ENTRIES
•••

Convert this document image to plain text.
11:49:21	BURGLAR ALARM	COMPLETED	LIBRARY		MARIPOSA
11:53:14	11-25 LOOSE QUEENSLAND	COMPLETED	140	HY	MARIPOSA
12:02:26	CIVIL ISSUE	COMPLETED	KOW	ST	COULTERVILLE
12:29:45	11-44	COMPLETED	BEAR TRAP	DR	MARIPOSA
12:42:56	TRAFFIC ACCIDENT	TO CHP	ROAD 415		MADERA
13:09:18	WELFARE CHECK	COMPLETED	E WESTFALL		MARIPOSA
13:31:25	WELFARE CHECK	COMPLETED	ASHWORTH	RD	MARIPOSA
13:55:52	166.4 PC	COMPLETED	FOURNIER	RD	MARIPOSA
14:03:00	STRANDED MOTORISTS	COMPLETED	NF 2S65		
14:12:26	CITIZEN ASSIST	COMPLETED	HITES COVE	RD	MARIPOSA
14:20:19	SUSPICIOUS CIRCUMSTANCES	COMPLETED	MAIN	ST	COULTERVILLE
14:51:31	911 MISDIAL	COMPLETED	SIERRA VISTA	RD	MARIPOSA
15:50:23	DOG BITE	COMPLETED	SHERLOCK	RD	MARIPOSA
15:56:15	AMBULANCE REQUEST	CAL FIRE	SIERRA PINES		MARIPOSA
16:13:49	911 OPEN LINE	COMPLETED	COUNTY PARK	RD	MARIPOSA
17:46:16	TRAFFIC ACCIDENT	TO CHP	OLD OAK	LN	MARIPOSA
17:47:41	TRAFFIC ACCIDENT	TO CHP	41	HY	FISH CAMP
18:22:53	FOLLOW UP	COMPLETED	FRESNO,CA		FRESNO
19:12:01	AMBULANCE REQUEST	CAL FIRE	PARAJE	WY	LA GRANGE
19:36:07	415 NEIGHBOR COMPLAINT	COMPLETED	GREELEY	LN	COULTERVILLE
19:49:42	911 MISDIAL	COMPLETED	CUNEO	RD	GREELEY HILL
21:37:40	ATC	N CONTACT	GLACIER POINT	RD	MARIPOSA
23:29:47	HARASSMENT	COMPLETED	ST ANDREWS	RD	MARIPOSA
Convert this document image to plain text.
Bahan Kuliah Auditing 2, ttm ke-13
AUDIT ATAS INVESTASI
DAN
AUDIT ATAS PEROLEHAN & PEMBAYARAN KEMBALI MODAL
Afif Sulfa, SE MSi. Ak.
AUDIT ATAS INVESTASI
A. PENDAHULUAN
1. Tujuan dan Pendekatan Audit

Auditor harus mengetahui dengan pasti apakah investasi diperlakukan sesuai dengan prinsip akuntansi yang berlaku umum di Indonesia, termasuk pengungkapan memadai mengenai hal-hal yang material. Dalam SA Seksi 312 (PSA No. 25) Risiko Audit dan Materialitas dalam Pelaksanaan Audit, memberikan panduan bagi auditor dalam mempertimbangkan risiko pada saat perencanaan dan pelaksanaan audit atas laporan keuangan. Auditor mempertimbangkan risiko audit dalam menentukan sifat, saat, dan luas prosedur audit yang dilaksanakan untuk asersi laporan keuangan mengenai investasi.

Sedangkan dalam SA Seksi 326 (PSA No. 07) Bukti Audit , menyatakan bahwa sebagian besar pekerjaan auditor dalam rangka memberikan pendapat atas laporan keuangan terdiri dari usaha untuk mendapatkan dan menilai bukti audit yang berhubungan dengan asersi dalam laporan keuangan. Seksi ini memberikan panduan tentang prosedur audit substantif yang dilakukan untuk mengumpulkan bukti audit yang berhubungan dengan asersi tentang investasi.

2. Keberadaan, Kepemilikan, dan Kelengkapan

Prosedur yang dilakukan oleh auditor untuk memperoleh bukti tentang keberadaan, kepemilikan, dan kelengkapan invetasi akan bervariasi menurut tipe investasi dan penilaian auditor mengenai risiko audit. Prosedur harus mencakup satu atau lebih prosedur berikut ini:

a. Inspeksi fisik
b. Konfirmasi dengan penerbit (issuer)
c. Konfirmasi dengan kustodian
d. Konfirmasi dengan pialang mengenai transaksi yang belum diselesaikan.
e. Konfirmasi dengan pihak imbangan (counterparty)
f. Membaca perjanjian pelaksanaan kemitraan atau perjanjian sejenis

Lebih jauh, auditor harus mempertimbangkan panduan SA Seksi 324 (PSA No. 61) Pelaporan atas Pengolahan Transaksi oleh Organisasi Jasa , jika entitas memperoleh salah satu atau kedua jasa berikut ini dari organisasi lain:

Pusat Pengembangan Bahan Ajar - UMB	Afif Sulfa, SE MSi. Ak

•••

TASK PROMPT
Copy out each line of the material that holds the word "mengenai".

ANSWER BELOW
Auditor harus mengetahui dengan pasti apakah investasi diperlakukan sesuai dengan prinsip akuntansi yang berlaku umum di Indonesia, termasuk pengungkapan memadai mengenai hal-hal yang material. Dalam SA Seksi 312 (PSA No. 25) Risiko Audit dan Materialitas dalam Pelaksanaan Audit, memberikan panduan bagi auditor dalam mempertimbangkan risiko pada saat perencanaan dan pelaksanaan audit atas laporan keuangan. Auditor mempertimbangkan risiko audit dalam menentukan sifat, saat, dan luas prosedur audit yang dilaksanakan untuk asersi laporan keuangan mengenai investasi.
Prosedur yang dilakukan oleh auditor untuk memperoleh bukti tentang keberadaan, kepemilikan, dan kelengkapan invetasi akan bervariasi menurut tipe investasi dan penilaian auditor mengenai risiko audit. Prosedur harus mencakup satu atau lebih prosedur berikut ini:
d. Konfirmasi dengan pialang mengenai transaksi yang belum diselesaikan.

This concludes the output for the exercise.